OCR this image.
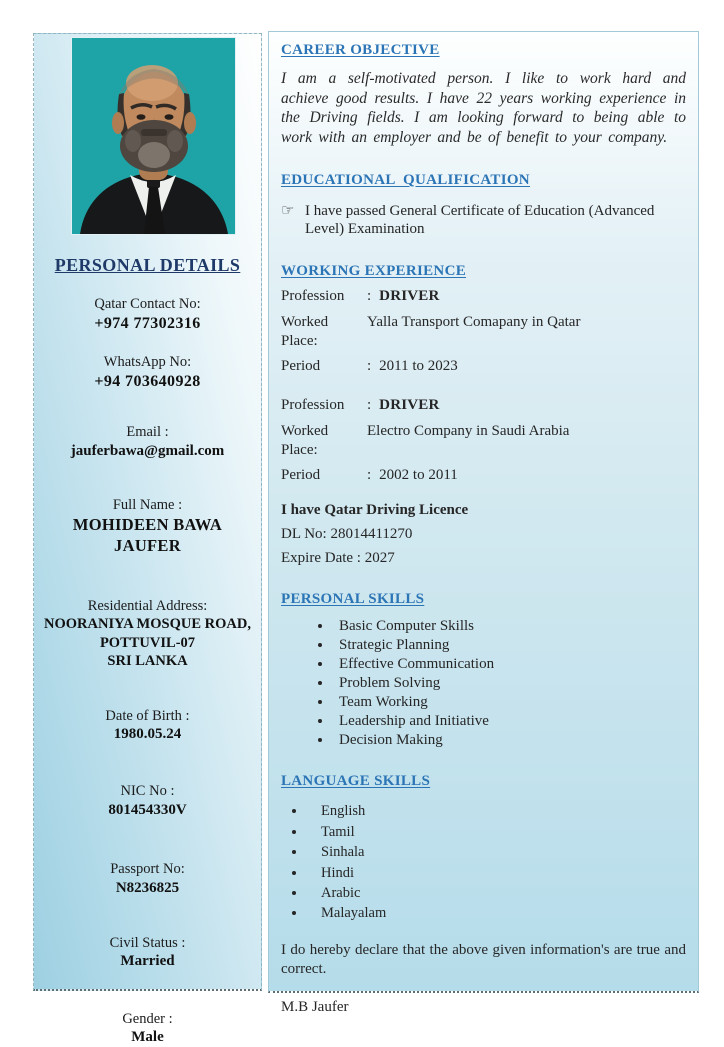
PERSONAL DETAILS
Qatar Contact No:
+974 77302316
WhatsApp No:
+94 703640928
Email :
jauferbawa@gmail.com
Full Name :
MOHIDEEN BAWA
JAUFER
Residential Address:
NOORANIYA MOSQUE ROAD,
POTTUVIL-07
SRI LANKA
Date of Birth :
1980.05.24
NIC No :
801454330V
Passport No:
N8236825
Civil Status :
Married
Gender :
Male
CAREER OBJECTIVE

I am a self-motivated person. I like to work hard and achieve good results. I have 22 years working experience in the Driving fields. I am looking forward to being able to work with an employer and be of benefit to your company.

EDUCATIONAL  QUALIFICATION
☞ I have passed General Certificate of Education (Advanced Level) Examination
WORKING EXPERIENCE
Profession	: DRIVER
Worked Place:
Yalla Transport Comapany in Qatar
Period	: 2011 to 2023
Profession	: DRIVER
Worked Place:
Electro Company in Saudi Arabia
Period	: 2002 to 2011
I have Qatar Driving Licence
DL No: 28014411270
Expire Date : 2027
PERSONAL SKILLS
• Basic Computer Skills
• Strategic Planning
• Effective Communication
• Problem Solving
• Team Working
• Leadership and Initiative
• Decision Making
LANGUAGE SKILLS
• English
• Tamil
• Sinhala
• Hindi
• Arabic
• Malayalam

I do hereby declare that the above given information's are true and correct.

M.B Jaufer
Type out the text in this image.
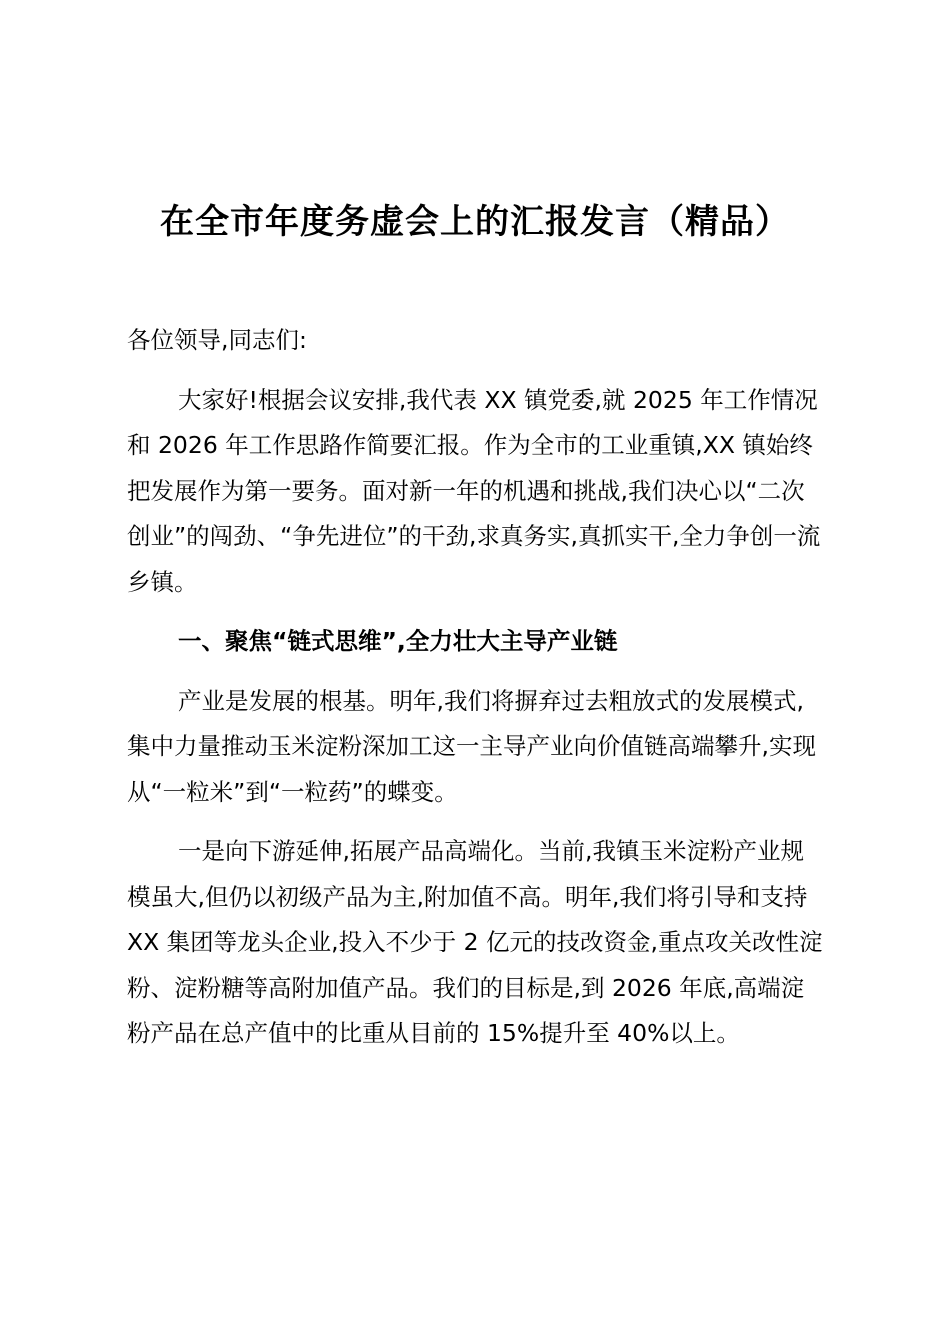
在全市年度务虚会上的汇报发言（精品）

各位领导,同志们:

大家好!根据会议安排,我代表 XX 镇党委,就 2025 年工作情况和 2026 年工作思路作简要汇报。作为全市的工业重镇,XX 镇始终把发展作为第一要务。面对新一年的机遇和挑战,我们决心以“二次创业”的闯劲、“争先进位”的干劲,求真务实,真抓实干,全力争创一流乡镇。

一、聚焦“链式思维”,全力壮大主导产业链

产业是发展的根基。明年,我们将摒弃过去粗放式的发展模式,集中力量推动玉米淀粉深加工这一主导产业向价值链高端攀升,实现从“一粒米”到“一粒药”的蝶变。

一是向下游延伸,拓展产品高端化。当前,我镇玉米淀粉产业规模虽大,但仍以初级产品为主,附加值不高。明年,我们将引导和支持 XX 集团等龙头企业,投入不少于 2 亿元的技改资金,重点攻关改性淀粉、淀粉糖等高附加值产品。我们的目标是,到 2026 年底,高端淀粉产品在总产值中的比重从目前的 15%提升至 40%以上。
§ §
**The problem**
Find every line that holds "have" and copy it.

**Full response**
I am a self-motivated person. I like to work hard and achieve good results. I have 22 years working experience in the Driving fields. I am looking forward to being able to work with an employer and be of benefit to your company.
☞ I have passed General Certificate of Education (Advanced Level) Examination
I have Qatar Driving Licence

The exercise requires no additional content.